— START Input records —

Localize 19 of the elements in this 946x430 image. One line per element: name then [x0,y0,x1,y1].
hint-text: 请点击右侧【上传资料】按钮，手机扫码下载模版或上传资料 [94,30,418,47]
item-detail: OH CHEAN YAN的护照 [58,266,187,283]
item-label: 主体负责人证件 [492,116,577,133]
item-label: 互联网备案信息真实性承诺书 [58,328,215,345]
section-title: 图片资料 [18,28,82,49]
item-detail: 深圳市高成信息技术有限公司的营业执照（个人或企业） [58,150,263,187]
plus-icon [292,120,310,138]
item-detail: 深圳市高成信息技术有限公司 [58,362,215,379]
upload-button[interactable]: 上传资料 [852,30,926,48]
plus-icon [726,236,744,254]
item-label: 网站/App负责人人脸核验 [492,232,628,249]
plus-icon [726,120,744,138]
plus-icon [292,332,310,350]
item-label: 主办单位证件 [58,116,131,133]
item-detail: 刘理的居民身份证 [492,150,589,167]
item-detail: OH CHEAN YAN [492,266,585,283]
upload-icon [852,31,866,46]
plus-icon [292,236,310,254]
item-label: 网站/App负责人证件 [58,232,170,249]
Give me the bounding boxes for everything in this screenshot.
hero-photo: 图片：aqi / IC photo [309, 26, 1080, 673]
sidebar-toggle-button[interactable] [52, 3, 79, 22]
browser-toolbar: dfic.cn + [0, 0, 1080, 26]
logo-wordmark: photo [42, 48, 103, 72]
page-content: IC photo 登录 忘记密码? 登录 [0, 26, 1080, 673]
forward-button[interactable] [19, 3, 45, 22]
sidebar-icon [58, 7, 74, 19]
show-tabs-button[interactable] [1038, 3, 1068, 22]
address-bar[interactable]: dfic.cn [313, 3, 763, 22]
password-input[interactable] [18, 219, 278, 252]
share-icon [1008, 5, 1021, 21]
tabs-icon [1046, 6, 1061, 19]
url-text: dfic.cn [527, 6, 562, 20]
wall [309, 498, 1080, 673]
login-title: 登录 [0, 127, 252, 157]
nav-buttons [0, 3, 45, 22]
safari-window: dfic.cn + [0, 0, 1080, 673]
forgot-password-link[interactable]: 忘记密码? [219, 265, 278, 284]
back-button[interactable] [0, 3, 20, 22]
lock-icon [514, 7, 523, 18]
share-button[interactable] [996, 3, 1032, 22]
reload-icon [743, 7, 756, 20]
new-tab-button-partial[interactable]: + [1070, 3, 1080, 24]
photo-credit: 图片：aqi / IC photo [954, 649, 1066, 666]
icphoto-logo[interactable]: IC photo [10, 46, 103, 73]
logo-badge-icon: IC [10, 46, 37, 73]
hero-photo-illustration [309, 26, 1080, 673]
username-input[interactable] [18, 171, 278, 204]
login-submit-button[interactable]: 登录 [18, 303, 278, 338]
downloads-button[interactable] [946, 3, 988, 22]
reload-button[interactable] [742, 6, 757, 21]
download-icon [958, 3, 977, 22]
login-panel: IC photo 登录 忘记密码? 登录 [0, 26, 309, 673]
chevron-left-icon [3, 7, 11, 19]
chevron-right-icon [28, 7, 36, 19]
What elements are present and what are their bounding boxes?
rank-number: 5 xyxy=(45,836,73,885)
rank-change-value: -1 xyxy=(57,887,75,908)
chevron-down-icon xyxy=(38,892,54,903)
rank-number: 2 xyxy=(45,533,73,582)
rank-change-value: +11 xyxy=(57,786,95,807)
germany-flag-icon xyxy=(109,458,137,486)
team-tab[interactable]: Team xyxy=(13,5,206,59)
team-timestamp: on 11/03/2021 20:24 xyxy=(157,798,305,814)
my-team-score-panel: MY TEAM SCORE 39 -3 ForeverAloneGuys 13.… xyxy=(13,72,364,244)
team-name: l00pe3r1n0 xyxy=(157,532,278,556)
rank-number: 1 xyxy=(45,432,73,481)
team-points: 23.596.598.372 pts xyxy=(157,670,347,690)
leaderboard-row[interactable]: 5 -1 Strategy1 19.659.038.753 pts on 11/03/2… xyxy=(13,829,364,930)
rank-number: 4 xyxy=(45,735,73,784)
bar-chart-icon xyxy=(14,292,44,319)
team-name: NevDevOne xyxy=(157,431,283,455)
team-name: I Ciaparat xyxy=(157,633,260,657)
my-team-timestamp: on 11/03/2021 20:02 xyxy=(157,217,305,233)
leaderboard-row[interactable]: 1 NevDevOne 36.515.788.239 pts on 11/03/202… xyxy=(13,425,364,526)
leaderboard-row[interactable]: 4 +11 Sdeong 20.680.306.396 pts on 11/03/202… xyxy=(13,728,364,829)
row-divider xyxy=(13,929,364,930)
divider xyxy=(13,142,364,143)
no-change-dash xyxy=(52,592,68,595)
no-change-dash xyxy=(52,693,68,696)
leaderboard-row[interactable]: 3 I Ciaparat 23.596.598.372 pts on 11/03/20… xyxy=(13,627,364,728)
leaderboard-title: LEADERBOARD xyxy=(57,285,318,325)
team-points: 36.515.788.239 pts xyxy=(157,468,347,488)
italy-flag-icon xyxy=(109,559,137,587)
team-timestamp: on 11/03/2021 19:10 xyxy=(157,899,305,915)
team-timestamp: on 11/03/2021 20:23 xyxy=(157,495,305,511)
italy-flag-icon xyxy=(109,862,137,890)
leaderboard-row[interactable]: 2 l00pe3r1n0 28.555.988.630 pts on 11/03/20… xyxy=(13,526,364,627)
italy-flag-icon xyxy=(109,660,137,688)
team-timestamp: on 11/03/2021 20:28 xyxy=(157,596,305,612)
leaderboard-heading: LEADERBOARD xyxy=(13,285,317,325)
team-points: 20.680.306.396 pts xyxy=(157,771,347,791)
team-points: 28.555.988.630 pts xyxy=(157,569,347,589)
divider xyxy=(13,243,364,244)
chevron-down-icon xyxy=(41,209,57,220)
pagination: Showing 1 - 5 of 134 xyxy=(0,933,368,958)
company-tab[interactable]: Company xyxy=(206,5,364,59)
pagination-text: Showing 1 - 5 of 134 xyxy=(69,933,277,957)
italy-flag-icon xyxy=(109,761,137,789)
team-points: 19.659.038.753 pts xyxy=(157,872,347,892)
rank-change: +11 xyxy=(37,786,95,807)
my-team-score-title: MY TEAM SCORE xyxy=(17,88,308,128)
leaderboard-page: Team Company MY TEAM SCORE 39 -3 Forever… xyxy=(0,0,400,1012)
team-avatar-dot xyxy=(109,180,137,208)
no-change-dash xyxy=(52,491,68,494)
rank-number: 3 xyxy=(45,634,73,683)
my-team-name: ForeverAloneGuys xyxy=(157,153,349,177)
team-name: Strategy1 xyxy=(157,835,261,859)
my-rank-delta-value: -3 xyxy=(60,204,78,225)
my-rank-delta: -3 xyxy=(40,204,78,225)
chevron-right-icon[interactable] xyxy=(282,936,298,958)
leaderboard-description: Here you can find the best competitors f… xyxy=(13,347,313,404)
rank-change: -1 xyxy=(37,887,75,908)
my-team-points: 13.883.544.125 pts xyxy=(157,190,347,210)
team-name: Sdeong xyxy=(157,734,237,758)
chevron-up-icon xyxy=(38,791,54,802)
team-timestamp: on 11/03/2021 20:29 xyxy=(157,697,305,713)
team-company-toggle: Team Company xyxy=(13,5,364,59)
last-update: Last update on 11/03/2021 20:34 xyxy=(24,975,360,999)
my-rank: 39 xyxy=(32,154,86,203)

— END Input records —

■ Request
Retype every one of the records above, line for line, without changing anything.

■ Right answer
Localize 19 of the elements in this 946x430 image. One line per element: name then [x0,y0,x1,y1].
hint-text: 请点击右侧【上传资料】按钮，手机扫码下载模版或上传资料 [94,30,418,47]
item-detail: OH CHEAN YAN的护照 [58,266,187,283]
item-label: 主体负责人证件 [492,116,577,133]
item-label: 互联网备案信息真实性承诺书 [58,328,215,345]
section-title: 图片资料 [18,28,82,49]
item-detail: 深圳市高成信息技术有限公司的营业执照（个人或企业） [58,150,263,187]
plus-icon [292,120,310,138]
item-detail: 深圳市高成信息技术有限公司 [58,362,215,379]
upload-button[interactable]: 上传资料 [852,30,926,48]
plus-icon [726,236,744,254]
item-label: 网站/App负责人人脸核验 [492,232,628,249]
plus-icon [726,120,744,138]
plus-icon [292,332,310,350]
item-label: 主办单位证件 [58,116,131,133]
item-detail: 刘理的居民身份证 [492,150,589,167]
item-detail: OH CHEAN YAN [492,266,585,283]
upload-icon [852,31,866,46]
plus-icon [292,236,310,254]
item-label: 网站/App负责人证件 [58,232,170,249]
Give me the bounding boxes for everything in this screenshot.
hero-photo: 图片：aqi / IC photo [309, 26, 1080, 673]
sidebar-toggle-button[interactable] [52, 3, 79, 22]
browser-toolbar: dfic.cn + [0, 0, 1080, 26]
logo-wordmark: photo [42, 48, 103, 72]
page-content: IC photo 登录 忘记密码? 登录 [0, 26, 1080, 673]
forward-button[interactable] [19, 3, 45, 22]
sidebar-icon [58, 7, 74, 19]
show-tabs-button[interactable] [1038, 3, 1068, 22]
address-bar[interactable]: dfic.cn [313, 3, 763, 22]
password-input[interactable] [18, 219, 278, 252]
share-icon [1008, 5, 1021, 21]
tabs-icon [1046, 6, 1061, 19]
url-text: dfic.cn [527, 6, 562, 20]
wall [309, 498, 1080, 673]
login-title: 登录 [0, 127, 252, 157]
nav-buttons [0, 3, 45, 22]
safari-window: dfic.cn + [0, 0, 1080, 673]
forgot-password-link[interactable]: 忘记密码? [219, 265, 278, 284]
back-button[interactable] [0, 3, 20, 22]
lock-icon [514, 7, 523, 18]
share-button[interactable] [996, 3, 1032, 22]
reload-icon [743, 7, 756, 20]
new-tab-button-partial[interactable]: + [1070, 3, 1080, 24]
photo-credit: 图片：aqi / IC photo [954, 649, 1066, 666]
icphoto-logo[interactable]: IC photo [10, 46, 103, 73]
logo-badge-icon: IC [10, 46, 37, 73]
hero-photo-illustration [309, 26, 1080, 673]
username-input[interactable] [18, 171, 278, 204]
login-submit-button[interactable]: 登录 [18, 303, 278, 338]
downloads-button[interactable] [946, 3, 988, 22]
reload-button[interactable] [742, 6, 757, 21]
download-icon [958, 3, 977, 22]
login-panel: IC photo 登录 忘记密码? 登录 [0, 26, 309, 673]
chevron-left-icon [3, 7, 11, 19]
chevron-right-icon [28, 7, 36, 19]
What elements are present and what are their bounding boxes?
rank-number: 5 xyxy=(45,836,73,885)
rank-change-value: -1 xyxy=(57,887,75,908)
chevron-down-icon xyxy=(38,892,54,903)
rank-number: 2 xyxy=(45,533,73,582)
rank-change-value: +11 xyxy=(57,786,95,807)
germany-flag-icon xyxy=(109,458,137,486)
team-tab[interactable]: Team xyxy=(13,5,206,59)
team-timestamp: on 11/03/2021 20:24 xyxy=(157,798,305,814)
my-team-score-panel: MY TEAM SCORE 39 -3 ForeverAloneGuys 13.… xyxy=(13,72,364,244)
team-name: l00pe3r1n0 xyxy=(157,532,278,556)
rank-number: 1 xyxy=(45,432,73,481)
team-points: 23.596.598.372 pts xyxy=(157,670,347,690)
leaderboard-row[interactable]: 5 -1 Strategy1 19.659.038.753 pts on 11/03/2… xyxy=(13,829,364,930)
rank-number: 4 xyxy=(45,735,73,784)
bar-chart-icon xyxy=(14,292,44,319)
team-name: NevDevOne xyxy=(157,431,283,455)
team-name: I Ciaparat xyxy=(157,633,260,657)
my-team-timestamp: on 11/03/2021 20:02 xyxy=(157,217,305,233)
leaderboard-row[interactable]: 1 NevDevOne 36.515.788.239 pts on 11/03/202… xyxy=(13,425,364,526)
leaderboard-row[interactable]: 4 +11 Sdeong 20.680.306.396 pts on 11/03/202… xyxy=(13,728,364,829)
row-divider xyxy=(13,929,364,930)
divider xyxy=(13,142,364,143)
no-change-dash xyxy=(52,592,68,595)
no-change-dash xyxy=(52,693,68,696)
leaderboard-row[interactable]: 3 I Ciaparat 23.596.598.372 pts on 11/03/20… xyxy=(13,627,364,728)
leaderboard-title: LEADERBOARD xyxy=(57,285,318,325)
team-points: 36.515.788.239 pts xyxy=(157,468,347,488)
italy-flag-icon xyxy=(109,559,137,587)
team-timestamp: on 11/03/2021 19:10 xyxy=(157,899,305,915)
team-timestamp: on 11/03/2021 20:23 xyxy=(157,495,305,511)
italy-flag-icon xyxy=(109,862,137,890)
leaderboard-row[interactable]: 2 l00pe3r1n0 28.555.988.630 pts on 11/03/20… xyxy=(13,526,364,627)
italy-flag-icon xyxy=(109,660,137,688)
team-timestamp: on 11/03/2021 20:28 xyxy=(157,596,305,612)
leaderboard-heading: LEADERBOARD xyxy=(13,285,317,325)
team-points: 20.680.306.396 pts xyxy=(157,771,347,791)
team-points: 28.555.988.630 pts xyxy=(157,569,347,589)
divider xyxy=(13,243,364,244)
chevron-down-icon xyxy=(41,209,57,220)
pagination: Showing 1 - 5 of 134 xyxy=(0,933,368,958)
company-tab[interactable]: Company xyxy=(206,5,364,59)
pagination-text: Showing 1 - 5 of 134 xyxy=(69,933,277,957)
italy-flag-icon xyxy=(109,761,137,789)
team-points: 19.659.038.753 pts xyxy=(157,872,347,892)
rank-change: +11 xyxy=(37,786,95,807)
my-team-score-title: MY TEAM SCORE xyxy=(17,88,308,128)
leaderboard-page: Team Company MY TEAM SCORE 39 -3 Forever… xyxy=(0,0,400,1012)
team-avatar-dot xyxy=(109,180,137,208)
no-change-dash xyxy=(52,491,68,494)
rank-number: 3 xyxy=(45,634,73,683)
my-team-name: ForeverAloneGuys xyxy=(157,153,349,177)
team-name: Strategy1 xyxy=(157,835,261,859)
my-rank-delta-value: -3 xyxy=(60,204,78,225)
my-rank-delta: -3 xyxy=(40,204,78,225)
chevron-right-icon[interactable] xyxy=(282,936,298,958)
leaderboard-description: Here you can find the best competitors f… xyxy=(13,347,313,404)
rank-change: -1 xyxy=(37,887,75,908)
my-team-points: 13.883.544.125 pts xyxy=(157,190,347,210)
team-name: Sdeong xyxy=(157,734,237,758)
chevron-up-icon xyxy=(38,791,54,802)
team-timestamp: on 11/03/2021 20:29 xyxy=(157,697,305,713)
team-company-toggle: Team Company xyxy=(13,5,364,59)
last-update: Last update on 11/03/2021 20:34 xyxy=(24,975,360,999)
my-rank: 39 xyxy=(32,154,86,203)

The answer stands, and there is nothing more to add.